**Exercise objective**
Set down the material once more, exactly as it appears.

**Provided entries**
★ ★ ★ ★ ★

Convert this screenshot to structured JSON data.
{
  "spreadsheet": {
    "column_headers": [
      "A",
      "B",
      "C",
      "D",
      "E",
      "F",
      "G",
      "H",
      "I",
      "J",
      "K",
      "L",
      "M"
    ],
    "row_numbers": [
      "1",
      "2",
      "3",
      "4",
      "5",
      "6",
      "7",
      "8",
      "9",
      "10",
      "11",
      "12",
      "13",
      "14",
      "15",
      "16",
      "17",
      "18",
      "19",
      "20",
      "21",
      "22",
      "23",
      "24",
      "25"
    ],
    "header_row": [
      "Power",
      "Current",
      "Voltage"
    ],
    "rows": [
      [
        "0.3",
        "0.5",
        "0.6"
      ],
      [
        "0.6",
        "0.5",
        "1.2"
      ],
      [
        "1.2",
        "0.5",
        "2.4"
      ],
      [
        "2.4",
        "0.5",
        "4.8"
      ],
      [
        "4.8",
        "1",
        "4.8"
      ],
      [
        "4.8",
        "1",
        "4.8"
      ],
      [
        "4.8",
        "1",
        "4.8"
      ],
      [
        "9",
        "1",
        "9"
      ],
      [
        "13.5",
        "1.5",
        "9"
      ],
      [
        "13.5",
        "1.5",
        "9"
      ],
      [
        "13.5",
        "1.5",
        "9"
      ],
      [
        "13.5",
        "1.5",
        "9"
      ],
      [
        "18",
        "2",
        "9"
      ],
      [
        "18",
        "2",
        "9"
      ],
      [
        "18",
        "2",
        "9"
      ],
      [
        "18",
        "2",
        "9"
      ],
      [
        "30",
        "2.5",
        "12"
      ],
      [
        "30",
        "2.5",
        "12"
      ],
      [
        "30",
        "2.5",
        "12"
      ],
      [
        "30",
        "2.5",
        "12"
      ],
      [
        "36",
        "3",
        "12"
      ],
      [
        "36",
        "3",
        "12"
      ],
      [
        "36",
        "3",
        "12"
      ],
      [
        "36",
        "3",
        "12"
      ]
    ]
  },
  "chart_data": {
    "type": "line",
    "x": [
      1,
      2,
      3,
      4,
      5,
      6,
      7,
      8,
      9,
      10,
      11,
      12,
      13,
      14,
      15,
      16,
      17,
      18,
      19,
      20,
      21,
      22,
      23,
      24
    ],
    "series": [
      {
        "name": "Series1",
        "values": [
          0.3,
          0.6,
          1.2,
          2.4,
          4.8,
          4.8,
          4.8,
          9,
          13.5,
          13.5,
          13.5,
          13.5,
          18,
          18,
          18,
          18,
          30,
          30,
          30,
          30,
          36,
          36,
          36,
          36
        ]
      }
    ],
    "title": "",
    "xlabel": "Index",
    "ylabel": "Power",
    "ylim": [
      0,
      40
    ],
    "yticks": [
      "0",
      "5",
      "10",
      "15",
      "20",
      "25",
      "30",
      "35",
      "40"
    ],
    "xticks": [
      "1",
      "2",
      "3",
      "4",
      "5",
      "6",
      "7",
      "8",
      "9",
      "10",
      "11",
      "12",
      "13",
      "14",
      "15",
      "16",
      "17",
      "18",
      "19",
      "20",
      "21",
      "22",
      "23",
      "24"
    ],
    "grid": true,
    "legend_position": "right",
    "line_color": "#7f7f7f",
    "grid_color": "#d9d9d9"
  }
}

★ ★ ★ ★ ★

**Solution for this problem**
Convert this screenshot to structured JSON data.
{
  "spreadsheet": {
    "column_headers": [
      "A",
      "B",
      "C",
      "D",
      "E",
      "F",
      "G",
      "H",
      "I",
      "J",
      "K",
      "L",
      "M"
    ],
    "row_numbers": [
      "1",
      "2",
      "3",
      "4",
      "5",
      "6",
      "7",
      "8",
      "9",
      "10",
      "11",
      "12",
      "13",
      "14",
      "15",
      "16",
      "17",
      "18",
      "19",
      "20",
      "21",
      "22",
      "23",
      "24",
      "25"
    ],
    "header_row": [
      "Power",
      "Current",
      "Voltage"
    ],
    "rows": [
      [
        "0.3",
        "0.5",
        "0.6"
      ],
      [
        "0.6",
        "0.5",
        "1.2"
      ],
      [
        "1.2",
        "0.5",
        "2.4"
      ],
      [
        "2.4",
        "0.5",
        "4.8"
      ],
      [
        "4.8",
        "1",
        "4.8"
      ],
      [
        "4.8",
        "1",
        "4.8"
      ],
      [
        "4.8",
        "1",
        "4.8"
      ],
      [
        "9",
        "1",
        "9"
      ],
      [
        "13.5",
        "1.5",
        "9"
      ],
      [
        "13.5",
        "1.5",
        "9"
      ],
      [
        "13.5",
        "1.5",
        "9"
      ],
      [
        "13.5",
        "1.5",
        "9"
      ],
      [
        "18",
        "2",
        "9"
      ],
      [
        "18",
        "2",
        "9"
      ],
      [
        "18",
        "2",
        "9"
      ],
      [
        "18",
        "2",
        "9"
      ],
      [
        "30",
        "2.5",
        "12"
      ],
      [
        "30",
        "2.5",
        "12"
      ],
      [
        "30",
        "2.5",
        "12"
      ],
      [
        "30",
        "2.5",
        "12"
      ],
      [
        "36",
        "3",
        "12"
      ],
      [
        "36",
        "3",
        "12"
      ],
      [
        "36",
        "3",
        "12"
      ],
      [
        "36",
        "3",
        "12"
      ]
    ]
  },
  "chart_data": {
    "type": "line",
    "x": [
      1,
      2,
      3,
      4,
      5,
      6,
      7,
      8,
      9,
      10,
      11,
      12,
      13,
      14,
      15,
      16,
      17,
      18,
      19,
      20,
      21,
      22,
      23,
      24
    ],
    "series": [
      {
        "name": "Series1",
        "values": [
          0.3,
          0.6,
          1.2,
          2.4,
          4.8,
          4.8,
          4.8,
          9,
          13.5,
          13.5,
          13.5,
          13.5,
          18,
          18,
          18,
          18,
          30,
          30,
          30,
          30,
          36,
          36,
          36,
          36
        ]
      }
    ],
    "title": "",
    "xlabel": "Index",
    "ylabel": "Power",
    "ylim": [
      0,
      40
    ],
    "yticks": [
      "0",
      "5",
      "10",
      "15",
      "20",
      "25",
      "30",
      "35",
      "40"
    ],
    "xticks": [
      "1",
      "2",
      "3",
      "4",
      "5",
      "6",
      "7",
      "8",
      "9",
      "10",
      "11",
      "12",
      "13",
      "14",
      "15",
      "16",
      "17",
      "18",
      "19",
      "20",
      "21",
      "22",
      "23",
      "24"
    ],
    "grid": true,
    "legend_position": "right",
    "line_color": "#7f7f7f",
    "grid_color": "#d9d9d9"
  }
}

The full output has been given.